====== Entries supplied

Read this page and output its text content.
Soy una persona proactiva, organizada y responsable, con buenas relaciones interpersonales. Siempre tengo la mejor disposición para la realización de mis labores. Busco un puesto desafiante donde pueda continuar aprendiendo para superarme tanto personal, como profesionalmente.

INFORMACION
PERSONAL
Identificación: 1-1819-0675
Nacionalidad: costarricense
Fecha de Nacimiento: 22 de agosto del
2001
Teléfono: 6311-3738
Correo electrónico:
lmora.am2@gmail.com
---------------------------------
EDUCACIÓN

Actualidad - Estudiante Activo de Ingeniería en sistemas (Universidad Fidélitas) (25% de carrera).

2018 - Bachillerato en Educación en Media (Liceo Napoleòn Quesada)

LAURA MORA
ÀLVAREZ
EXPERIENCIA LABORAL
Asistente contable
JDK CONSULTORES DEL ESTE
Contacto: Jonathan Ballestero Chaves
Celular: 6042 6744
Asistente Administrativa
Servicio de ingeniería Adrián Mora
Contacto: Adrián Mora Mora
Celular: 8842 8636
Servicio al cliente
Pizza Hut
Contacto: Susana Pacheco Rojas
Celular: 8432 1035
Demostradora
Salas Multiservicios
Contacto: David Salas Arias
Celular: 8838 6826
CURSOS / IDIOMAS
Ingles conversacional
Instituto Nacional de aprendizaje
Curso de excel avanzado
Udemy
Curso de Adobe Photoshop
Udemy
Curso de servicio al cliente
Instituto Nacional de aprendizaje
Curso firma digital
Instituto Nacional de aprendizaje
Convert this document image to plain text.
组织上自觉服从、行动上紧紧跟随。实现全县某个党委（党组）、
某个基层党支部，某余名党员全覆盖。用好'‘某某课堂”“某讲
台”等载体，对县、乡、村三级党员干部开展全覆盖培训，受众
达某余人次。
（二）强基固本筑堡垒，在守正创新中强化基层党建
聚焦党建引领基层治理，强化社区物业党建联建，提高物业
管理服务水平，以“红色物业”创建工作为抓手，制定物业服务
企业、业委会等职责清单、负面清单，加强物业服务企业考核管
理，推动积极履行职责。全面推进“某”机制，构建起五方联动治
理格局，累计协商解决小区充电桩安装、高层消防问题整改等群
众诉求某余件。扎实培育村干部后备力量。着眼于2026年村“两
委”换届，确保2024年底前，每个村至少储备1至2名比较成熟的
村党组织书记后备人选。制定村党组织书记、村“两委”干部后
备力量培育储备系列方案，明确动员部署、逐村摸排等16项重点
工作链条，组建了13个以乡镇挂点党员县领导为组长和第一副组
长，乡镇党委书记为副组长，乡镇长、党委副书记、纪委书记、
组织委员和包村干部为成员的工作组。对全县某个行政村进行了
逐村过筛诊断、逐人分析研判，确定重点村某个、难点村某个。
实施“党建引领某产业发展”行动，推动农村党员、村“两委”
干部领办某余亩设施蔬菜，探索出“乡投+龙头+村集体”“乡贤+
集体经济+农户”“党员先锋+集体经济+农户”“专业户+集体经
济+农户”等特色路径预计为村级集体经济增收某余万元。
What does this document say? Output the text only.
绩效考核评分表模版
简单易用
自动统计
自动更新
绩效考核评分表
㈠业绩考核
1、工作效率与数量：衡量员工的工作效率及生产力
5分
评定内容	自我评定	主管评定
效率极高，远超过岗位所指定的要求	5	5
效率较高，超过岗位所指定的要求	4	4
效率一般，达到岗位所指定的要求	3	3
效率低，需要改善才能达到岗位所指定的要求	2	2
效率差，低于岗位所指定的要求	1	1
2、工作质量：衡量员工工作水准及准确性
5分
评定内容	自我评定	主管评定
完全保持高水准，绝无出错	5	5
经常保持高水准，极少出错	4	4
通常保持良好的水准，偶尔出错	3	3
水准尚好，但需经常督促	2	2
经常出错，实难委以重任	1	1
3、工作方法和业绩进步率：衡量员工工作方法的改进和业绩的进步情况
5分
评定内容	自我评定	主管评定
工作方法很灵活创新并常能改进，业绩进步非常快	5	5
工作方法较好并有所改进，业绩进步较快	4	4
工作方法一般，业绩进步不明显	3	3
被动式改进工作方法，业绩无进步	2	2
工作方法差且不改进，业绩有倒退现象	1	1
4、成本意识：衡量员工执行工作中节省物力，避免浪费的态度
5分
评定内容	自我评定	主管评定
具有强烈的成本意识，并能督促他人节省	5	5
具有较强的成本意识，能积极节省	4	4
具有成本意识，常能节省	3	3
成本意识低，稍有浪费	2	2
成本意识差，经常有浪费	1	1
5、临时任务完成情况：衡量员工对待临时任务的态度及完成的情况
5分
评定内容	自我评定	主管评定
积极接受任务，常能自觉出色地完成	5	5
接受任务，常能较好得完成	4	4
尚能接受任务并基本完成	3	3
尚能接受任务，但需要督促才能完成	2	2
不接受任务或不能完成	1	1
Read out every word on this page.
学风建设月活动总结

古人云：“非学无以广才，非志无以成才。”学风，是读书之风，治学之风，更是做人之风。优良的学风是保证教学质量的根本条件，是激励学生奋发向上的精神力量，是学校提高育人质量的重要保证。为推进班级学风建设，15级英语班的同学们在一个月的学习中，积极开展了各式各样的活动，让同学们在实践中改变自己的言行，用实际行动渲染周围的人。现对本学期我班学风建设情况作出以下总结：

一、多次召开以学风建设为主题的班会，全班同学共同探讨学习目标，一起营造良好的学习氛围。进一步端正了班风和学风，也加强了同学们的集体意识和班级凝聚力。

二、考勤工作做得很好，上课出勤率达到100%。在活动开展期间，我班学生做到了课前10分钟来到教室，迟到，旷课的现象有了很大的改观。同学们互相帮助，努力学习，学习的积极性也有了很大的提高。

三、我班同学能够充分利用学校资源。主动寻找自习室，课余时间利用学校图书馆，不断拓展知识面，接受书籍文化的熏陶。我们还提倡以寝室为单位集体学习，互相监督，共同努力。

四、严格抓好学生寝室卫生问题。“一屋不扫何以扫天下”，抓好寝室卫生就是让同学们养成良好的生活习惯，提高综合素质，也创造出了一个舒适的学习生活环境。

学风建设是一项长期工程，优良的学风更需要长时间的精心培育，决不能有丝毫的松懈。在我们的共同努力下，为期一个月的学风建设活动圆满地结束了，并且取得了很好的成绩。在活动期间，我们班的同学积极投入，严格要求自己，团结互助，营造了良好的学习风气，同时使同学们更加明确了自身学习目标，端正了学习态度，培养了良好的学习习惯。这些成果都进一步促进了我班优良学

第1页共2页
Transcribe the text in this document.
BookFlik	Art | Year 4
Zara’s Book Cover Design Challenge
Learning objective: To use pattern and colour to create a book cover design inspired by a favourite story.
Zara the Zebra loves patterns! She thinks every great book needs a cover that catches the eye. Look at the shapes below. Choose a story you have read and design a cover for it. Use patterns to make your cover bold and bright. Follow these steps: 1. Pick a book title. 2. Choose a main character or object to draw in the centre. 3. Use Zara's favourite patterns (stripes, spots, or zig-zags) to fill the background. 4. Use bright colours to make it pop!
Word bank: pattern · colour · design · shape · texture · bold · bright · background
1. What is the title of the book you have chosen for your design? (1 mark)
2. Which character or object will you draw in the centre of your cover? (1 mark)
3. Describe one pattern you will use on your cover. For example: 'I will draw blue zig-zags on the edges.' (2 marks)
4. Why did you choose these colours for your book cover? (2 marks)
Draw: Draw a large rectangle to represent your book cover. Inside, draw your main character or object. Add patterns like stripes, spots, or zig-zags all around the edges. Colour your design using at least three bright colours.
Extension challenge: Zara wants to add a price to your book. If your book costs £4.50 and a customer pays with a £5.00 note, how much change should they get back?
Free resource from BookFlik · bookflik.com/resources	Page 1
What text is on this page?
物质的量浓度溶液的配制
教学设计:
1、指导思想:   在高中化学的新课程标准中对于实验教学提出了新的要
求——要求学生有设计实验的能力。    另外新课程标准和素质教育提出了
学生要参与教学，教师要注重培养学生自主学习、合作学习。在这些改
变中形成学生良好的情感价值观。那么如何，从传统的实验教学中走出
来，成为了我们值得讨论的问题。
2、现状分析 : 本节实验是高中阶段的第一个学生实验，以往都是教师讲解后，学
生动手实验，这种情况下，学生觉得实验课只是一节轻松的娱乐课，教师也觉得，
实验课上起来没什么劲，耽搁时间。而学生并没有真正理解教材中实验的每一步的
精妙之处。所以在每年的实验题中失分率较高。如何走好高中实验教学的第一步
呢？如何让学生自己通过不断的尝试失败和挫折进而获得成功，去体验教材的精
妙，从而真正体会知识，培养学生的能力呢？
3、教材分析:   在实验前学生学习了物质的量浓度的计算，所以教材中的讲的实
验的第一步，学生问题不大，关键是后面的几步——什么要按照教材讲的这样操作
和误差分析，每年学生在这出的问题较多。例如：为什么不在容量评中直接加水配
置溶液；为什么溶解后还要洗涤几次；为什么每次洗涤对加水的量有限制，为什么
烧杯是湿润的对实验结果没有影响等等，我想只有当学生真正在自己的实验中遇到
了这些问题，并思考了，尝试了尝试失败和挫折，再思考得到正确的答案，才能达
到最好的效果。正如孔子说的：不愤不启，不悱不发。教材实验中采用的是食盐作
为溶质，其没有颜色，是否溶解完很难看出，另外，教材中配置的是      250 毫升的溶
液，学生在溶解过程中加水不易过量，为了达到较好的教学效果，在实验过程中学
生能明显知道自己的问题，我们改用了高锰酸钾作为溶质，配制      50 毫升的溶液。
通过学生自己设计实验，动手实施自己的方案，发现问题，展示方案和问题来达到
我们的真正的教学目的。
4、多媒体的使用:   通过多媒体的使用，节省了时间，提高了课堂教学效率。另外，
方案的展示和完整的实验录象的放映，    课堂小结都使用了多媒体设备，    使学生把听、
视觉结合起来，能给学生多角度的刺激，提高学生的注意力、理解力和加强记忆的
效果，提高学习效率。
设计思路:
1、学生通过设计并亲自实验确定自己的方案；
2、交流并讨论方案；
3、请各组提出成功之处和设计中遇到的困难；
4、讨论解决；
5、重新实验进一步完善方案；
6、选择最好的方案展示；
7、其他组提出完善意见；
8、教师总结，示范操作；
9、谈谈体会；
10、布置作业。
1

============

▶ [Instruction]: Gather each line in the entries above where the string "centre" is found.

▶ [Written answer]:
Zara the Zebra loves patterns! She thinks every great book needs a cover that catches the eye. Look at the shapes below. Choose a story you have read and design a cover for it. Use patterns to make your cover bold and bright. Follow these steps: 1. Pick a book title. 2. Choose a main character or object to draw in the centre. 3. Use Zara's favourite patterns (stripes, spots, or zig-zags) to fill the background. 4. Use bright colours to make it pop!
2. Which character or object will you draw in the centre of your cover? (1 mark)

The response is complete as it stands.